• [Exercise details]:
Show each line from the listing that includes the word "document".

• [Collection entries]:
* * * *

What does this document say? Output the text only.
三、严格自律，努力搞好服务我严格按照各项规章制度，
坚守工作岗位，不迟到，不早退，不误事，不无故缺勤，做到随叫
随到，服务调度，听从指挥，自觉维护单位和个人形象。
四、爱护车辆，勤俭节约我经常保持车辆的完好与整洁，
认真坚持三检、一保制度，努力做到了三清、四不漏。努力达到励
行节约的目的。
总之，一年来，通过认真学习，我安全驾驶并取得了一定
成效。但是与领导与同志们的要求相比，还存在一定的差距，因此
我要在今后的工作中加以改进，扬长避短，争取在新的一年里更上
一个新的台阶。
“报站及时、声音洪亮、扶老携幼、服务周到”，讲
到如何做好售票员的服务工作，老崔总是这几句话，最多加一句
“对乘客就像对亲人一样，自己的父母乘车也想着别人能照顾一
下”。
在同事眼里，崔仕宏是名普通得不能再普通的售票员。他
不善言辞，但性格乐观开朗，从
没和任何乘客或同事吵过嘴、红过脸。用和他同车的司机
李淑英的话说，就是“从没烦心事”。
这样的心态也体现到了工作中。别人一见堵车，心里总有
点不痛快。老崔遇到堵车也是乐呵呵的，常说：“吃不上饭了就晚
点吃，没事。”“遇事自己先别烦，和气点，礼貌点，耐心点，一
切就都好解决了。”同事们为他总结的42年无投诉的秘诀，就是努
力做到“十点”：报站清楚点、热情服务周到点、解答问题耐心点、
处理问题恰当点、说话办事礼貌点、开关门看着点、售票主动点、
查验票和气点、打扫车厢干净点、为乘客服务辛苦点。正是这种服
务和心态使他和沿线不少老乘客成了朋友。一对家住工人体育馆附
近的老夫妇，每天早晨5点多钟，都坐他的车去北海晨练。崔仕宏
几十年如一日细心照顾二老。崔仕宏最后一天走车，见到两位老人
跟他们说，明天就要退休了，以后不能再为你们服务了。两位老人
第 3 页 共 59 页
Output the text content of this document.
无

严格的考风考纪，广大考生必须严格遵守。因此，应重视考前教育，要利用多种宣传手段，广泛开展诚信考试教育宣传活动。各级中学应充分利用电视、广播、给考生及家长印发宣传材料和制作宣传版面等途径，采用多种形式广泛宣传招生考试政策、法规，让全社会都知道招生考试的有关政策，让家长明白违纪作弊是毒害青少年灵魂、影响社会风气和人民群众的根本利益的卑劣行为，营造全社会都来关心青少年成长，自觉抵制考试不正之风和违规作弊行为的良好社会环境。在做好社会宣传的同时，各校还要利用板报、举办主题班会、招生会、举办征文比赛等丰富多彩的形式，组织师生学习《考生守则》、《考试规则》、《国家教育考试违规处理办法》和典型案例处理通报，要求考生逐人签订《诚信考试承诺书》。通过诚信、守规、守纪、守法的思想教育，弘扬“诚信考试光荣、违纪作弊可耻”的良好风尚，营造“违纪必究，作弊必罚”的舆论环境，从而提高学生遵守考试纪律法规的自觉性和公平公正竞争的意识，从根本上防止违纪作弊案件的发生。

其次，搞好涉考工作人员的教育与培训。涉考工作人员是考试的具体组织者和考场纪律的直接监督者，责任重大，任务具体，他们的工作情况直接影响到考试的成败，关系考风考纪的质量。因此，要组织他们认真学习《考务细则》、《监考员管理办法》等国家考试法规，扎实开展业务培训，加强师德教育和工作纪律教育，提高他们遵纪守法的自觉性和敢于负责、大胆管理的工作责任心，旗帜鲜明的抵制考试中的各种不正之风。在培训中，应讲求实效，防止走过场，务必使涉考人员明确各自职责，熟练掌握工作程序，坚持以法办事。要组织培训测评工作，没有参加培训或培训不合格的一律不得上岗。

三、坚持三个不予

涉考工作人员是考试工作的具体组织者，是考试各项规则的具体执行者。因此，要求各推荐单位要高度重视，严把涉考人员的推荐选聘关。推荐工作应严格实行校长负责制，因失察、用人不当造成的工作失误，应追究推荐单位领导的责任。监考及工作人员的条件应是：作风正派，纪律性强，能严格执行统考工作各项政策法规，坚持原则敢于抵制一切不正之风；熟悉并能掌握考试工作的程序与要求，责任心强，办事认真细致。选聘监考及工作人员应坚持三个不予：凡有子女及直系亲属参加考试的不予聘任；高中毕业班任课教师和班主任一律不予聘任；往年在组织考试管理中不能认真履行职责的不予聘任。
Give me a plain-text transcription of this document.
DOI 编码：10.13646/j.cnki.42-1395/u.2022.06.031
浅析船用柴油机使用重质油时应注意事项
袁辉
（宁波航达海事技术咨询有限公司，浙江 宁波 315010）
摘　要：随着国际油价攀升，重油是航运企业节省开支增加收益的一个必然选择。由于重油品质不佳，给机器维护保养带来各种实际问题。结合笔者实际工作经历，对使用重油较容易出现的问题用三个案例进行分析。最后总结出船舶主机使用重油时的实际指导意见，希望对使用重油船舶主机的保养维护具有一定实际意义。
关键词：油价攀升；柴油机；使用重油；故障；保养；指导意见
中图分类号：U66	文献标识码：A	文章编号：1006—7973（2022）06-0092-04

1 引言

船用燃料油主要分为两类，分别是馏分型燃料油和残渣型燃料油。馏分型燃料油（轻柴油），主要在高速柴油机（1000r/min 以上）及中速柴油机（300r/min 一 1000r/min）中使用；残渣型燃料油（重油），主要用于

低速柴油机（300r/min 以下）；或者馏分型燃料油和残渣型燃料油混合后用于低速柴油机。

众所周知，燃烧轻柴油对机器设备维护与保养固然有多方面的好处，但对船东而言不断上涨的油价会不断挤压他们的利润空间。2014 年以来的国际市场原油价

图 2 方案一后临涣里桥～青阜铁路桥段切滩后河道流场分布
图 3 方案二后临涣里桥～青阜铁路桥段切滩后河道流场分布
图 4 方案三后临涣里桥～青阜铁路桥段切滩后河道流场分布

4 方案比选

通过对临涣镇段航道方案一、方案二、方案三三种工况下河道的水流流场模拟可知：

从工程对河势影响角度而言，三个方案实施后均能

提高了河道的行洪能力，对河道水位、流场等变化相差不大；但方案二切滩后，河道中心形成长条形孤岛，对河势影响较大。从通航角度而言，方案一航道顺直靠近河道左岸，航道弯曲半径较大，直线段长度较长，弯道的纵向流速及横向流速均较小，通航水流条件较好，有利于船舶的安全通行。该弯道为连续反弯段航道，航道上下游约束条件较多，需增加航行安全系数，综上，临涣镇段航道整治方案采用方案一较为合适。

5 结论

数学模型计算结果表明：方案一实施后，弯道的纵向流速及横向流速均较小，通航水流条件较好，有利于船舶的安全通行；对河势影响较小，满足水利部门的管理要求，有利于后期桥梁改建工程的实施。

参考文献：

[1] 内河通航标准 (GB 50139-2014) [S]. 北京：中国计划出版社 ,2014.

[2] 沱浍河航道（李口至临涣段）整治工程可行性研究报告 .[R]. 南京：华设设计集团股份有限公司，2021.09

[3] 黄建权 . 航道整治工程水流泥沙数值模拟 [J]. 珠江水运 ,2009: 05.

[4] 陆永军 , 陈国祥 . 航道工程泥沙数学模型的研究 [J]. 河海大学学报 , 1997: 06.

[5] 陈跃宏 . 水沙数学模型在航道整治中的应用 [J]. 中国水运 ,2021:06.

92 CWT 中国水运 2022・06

* * * *

• [Solution to the exercise]:
What does this document say? Output the text only.
Output the text content of this document.
Give me a plain-text transcription of this document.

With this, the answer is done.